__REQUIREMENT__. Copy every line of the records below word for word. Leave out the pictures.

--- Start INFORMATION SHOWN ---

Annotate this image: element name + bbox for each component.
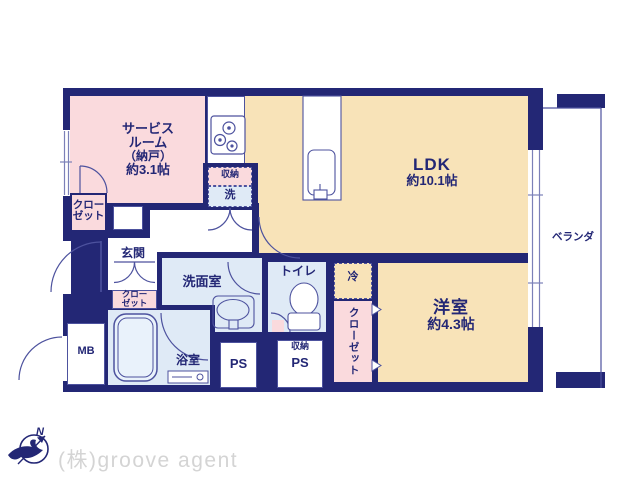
bathroom — [108, 310, 210, 385]
kitchen-storage-label: 収納 — [208, 170, 252, 180]
balcony-bottom-wall — [556, 372, 605, 388]
closet-entrance-label: クロー ゼット — [112, 290, 157, 308]
floor-plan: サービス ルーム （納戸） 約3.1帖 LDK 約10.1帖 洋室 約4.3帖 … — [0, 0, 640, 480]
entrance-cabinet — [113, 206, 143, 230]
balcony-outline — [543, 108, 601, 388]
washroom-label: 洗面室 — [166, 275, 238, 289]
meter-box-label: MB — [67, 346, 105, 358]
hallway — [150, 210, 252, 252]
closet-west-label: クロー ゼット — [70, 200, 107, 223]
compass-icon — [8, 435, 48, 464]
mb-door-arc — [19, 337, 62, 380]
entrance-door-opening — [61, 241, 71, 294]
fridge-label: 冷 — [334, 272, 372, 284]
company-watermark: (株)groove agent — [58, 444, 238, 474]
compass-north-label: N — [33, 426, 47, 438]
toilet-corner — [272, 320, 284, 332]
ps-storage-label: 収納 — [279, 342, 321, 352]
closet-east-label: クローゼット — [340, 303, 366, 380]
laundry-label: 洗 — [208, 190, 252, 202]
balcony-top-wall — [557, 94, 605, 108]
western-room-label: 洋室 約4.3帖 — [391, 299, 511, 332]
washroom-sink-area — [215, 305, 262, 332]
pipe-space-2-label: PS — [279, 356, 321, 370]
toilet-label: トイレ — [276, 265, 320, 278]
kitchen-counter — [207, 96, 245, 165]
balcony-window-opening — [528, 150, 543, 327]
pipe-space-1-label: PS — [220, 357, 257, 371]
bathroom-label: 浴室 — [167, 354, 209, 367]
service-room-label: サービス ルーム （納戸） 約3.1帖 — [88, 122, 208, 177]
ldk-label: LDK 約10.1帖 — [372, 156, 492, 188]
ldk-room-lower — [259, 203, 528, 253]
veranda-label: ベランダ — [545, 232, 601, 243]
entrance-label: 玄関 — [104, 247, 162, 260]
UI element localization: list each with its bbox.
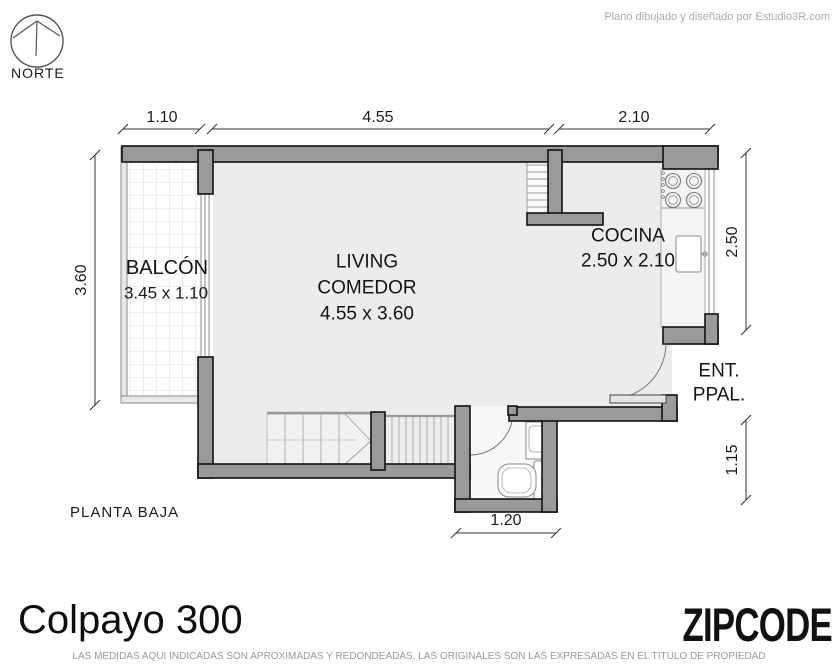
dim-label-right-upper: 2.50: [725, 226, 741, 257]
wall-bathroom-left: [455, 406, 470, 512]
wall-pier-balcony-top: [198, 150, 213, 194]
dim-line-2.50: [741, 148, 751, 335]
entrance-label-line2: PPAL.: [693, 386, 745, 405]
kitchen-fixtures: [661, 169, 707, 327]
stair-flight-left: [267, 414, 371, 465]
credit-text: Plano dibujado y diseñado por Estudio3R.…: [604, 12, 830, 23]
wall-bathroom-right: [542, 410, 557, 512]
dim-label-top-right: 2.10: [618, 110, 649, 126]
living-dims-label: 4.55 x 3.60: [320, 305, 414, 324]
zipcode-logo: ZIPCODE: [683, 601, 832, 648]
staircase: [267, 413, 455, 465]
wall-kitchen-top-right: [663, 146, 718, 169]
balcony-label: BALCÓN: [126, 258, 208, 278]
wall-kitchen-divider: [548, 150, 562, 217]
disclaimer-text: LAS MEDIDAS AQUI INDICADAS SON APROXIMAD…: [0, 652, 838, 662]
balcony-tile-grid: [124, 160, 201, 399]
floor-level-label: PLANTA BAJA: [70, 505, 179, 520]
dim-label-left: 3.60: [74, 264, 90, 295]
wall-kitchen-divider-stub: [527, 213, 603, 225]
wall-pier-balcony-bottom: [198, 357, 213, 478]
wall-kitchen-bottom-corner-vert: [705, 314, 718, 344]
wall-stair-pier: [371, 412, 385, 470]
living-label-line1: LIVING: [336, 253, 398, 272]
wall-bottom-right: [509, 407, 677, 421]
dim-label-bottom: 1.20: [490, 513, 521, 529]
north-compass-icon: [11, 15, 63, 67]
page-title: Colpayo 300: [18, 600, 243, 640]
ladder-shaft-outline: [527, 158, 549, 215]
dim-label-top-left: 1.10: [146, 110, 177, 126]
entry-door-leaf: [610, 395, 666, 403]
dim-line-1.15: [741, 415, 751, 505]
wall-bathroom-door-jamb: [508, 406, 517, 415]
dim-line-3.60: [90, 150, 100, 410]
kitchen-dims-label: 2.50 x 2.10: [581, 252, 675, 271]
kitchen-label: COCINA: [591, 227, 665, 246]
balcony-dims-label: 3.45 x 1.10: [124, 285, 208, 302]
floor-plan-drawing: [0, 0, 838, 670]
living-label-line2: COMEDOR: [317, 279, 416, 298]
floor-plan-page: Plano dibujado y diseñado por Estudio3R.…: [0, 0, 838, 670]
dim-line-1.20: [451, 528, 561, 538]
ladder-shaft: [527, 158, 549, 215]
dim-label-right-lower: 1.15: [725, 444, 741, 475]
entrance-label-line1: ENT.: [698, 362, 739, 381]
dim-label-top-mid: 4.55: [362, 110, 393, 126]
wall-living-bottom: [198, 464, 470, 478]
north-label: NORTE: [11, 66, 65, 80]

--- End INFORMATION SHOWN ---

__SOLUTION BELOW__.
Annotate this image: element name + bbox for each component.
bathroom — [108, 310, 210, 385]
kitchen-storage-label: 収納 — [208, 170, 252, 180]
balcony-bottom-wall — [556, 372, 605, 388]
closet-entrance-label: クロー ゼット — [112, 290, 157, 308]
floor-plan: サービス ルーム （納戸） 約3.1帖 LDK 約10.1帖 洋室 約4.3帖 … — [0, 0, 640, 480]
entrance-cabinet — [113, 206, 143, 230]
balcony-outline — [543, 108, 601, 388]
washroom-label: 洗面室 — [166, 275, 238, 289]
meter-box-label: MB — [67, 346, 105, 358]
hallway — [150, 210, 252, 252]
closet-west-label: クロー ゼット — [70, 200, 107, 223]
compass-icon — [8, 435, 48, 464]
mb-door-arc — [19, 337, 62, 380]
entrance-door-opening — [61, 241, 71, 294]
fridge-label: 冷 — [334, 272, 372, 284]
company-watermark: (株)groove agent — [58, 444, 238, 474]
compass-north-label: N — [33, 426, 47, 438]
toilet-corner — [272, 320, 284, 332]
ps-storage-label: 収納 — [279, 342, 321, 352]
closet-east-label: クローゼット — [340, 303, 366, 380]
laundry-label: 洗 — [208, 190, 252, 202]
balcony-top-wall — [557, 94, 605, 108]
western-room-label: 洋室 約4.3帖 — [391, 299, 511, 332]
washroom-sink-area — [215, 305, 262, 332]
pipe-space-2-label: PS — [279, 356, 321, 370]
toilet-label: トイレ — [276, 265, 320, 278]
kitchen-counter — [207, 96, 245, 165]
balcony-window-opening — [528, 150, 543, 327]
pipe-space-1-label: PS — [220, 357, 257, 371]
bathroom-label: 浴室 — [167, 354, 209, 367]
service-room-label: サービス ルーム （納戸） 約3.1帖 — [88, 122, 208, 177]
ldk-label: LDK 約10.1帖 — [372, 156, 492, 188]
ldk-room-lower — [259, 203, 528, 253]
veranda-label: ベランダ — [545, 232, 601, 243]
entrance-label: 玄関 — [104, 247, 162, 260]
UI element localization: list each with its bbox.
dim-label-right-upper: 2.50: [725, 226, 741, 257]
wall-bathroom-left: [455, 406, 470, 512]
wall-pier-balcony-top: [198, 150, 213, 194]
dim-line-2.50: [741, 148, 751, 335]
entrance-label-line2: PPAL.: [693, 386, 745, 405]
kitchen-fixtures: [661, 169, 707, 327]
stair-flight-left: [267, 414, 371, 465]
credit-text: Plano dibujado y diseñado por Estudio3R.…: [604, 12, 830, 23]
wall-bathroom-right: [542, 410, 557, 512]
dim-label-top-right: 2.10: [618, 110, 649, 126]
living-dims-label: 4.55 x 3.60: [320, 305, 414, 324]
zipcode-logo: ZIPCODE: [683, 601, 832, 648]
staircase: [267, 413, 455, 465]
wall-kitchen-top-right: [663, 146, 718, 169]
balcony-label: BALCÓN: [126, 258, 208, 278]
wall-kitchen-divider: [548, 150, 562, 217]
disclaimer-text: LAS MEDIDAS AQUI INDICADAS SON APROXIMAD…: [0, 652, 838, 662]
balcony-tile-grid: [124, 160, 201, 399]
floor-level-label: PLANTA BAJA: [70, 505, 179, 520]
dim-label-left: 3.60: [74, 264, 90, 295]
wall-kitchen-divider-stub: [527, 213, 603, 225]
wall-pier-balcony-bottom: [198, 357, 213, 478]
wall-kitchen-bottom-corner-vert: [705, 314, 718, 344]
wall-stair-pier: [371, 412, 385, 470]
living-label-line1: LIVING: [336, 253, 398, 272]
wall-bottom-right: [509, 407, 677, 421]
dim-label-bottom: 1.20: [490, 513, 521, 529]
north-compass-icon: [11, 15, 63, 67]
page-title: Colpayo 300: [18, 600, 243, 640]
ladder-shaft-outline: [527, 158, 549, 215]
dim-label-top-left: 1.10: [146, 110, 177, 126]
entry-door-leaf: [610, 395, 666, 403]
dim-line-1.15: [741, 415, 751, 505]
wall-bathroom-door-jamb: [508, 406, 517, 415]
dim-line-3.60: [90, 150, 100, 410]
kitchen-dims-label: 2.50 x 2.10: [581, 252, 675, 271]
kitchen-label: COCINA: [591, 227, 665, 246]
balcony-dims-label: 3.45 x 1.10: [124, 285, 208, 302]
floor-plan-drawing: [0, 0, 838, 670]
living-label-line2: COMEDOR: [317, 279, 416, 298]
floor-plan-page: Plano dibujado y diseñado por Estudio3R.…: [0, 0, 838, 670]
dim-line-1.20: [451, 528, 561, 538]
ladder-shaft: [527, 158, 549, 215]
dim-label-right-lower: 1.15: [725, 444, 741, 475]
entrance-label-line1: ENT.: [698, 362, 739, 381]
dim-label-top-mid: 4.55: [362, 110, 393, 126]
wall-living-bottom: [198, 464, 470, 478]
north-label: NORTE: [11, 66, 65, 80]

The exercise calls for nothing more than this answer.